> _What the exercise asks_: Type every record exactly as it appears.

> _Working data_:
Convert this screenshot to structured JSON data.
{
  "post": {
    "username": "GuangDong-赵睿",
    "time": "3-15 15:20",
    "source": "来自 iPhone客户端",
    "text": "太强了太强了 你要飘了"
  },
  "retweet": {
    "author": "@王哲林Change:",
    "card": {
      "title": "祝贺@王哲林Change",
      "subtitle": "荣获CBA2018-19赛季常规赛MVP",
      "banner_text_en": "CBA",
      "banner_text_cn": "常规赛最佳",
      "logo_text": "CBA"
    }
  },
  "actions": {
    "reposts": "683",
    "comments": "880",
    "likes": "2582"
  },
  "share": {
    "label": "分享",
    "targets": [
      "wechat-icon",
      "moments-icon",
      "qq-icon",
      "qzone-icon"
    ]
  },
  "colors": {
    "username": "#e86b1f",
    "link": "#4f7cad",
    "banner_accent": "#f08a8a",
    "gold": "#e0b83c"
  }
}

> _Right answer_:
Convert this screenshot to structured JSON data.
{
  "post": {
    "username": "GuangDong-赵睿",
    "time": "3-15 15:20",
    "source": "来自 iPhone客户端",
    "text": "太强了太强了 你要飘了"
  },
  "retweet": {
    "author": "@王哲林Change:",
    "card": {
      "title": "祝贺@王哲林Change",
      "subtitle": "荣获CBA2018-19赛季常规赛MVP",
      "banner_text_en": "CBA",
      "banner_text_cn": "常规赛最佳",
      "logo_text": "CBA"
    }
  },
  "actions": {
    "reposts": "683",
    "comments": "880",
    "likes": "2582"
  },
  "share": {
    "label": "分享",
    "targets": [
      "wechat-icon",
      "moments-icon",
      "qq-icon",
      "qzone-icon"
    ]
  },
  "colors": {
    "username": "#e86b1f",
    "link": "#4f7cad",
    "banner_accent": "#f08a8a",
    "gold": "#e0b83c"
  }
}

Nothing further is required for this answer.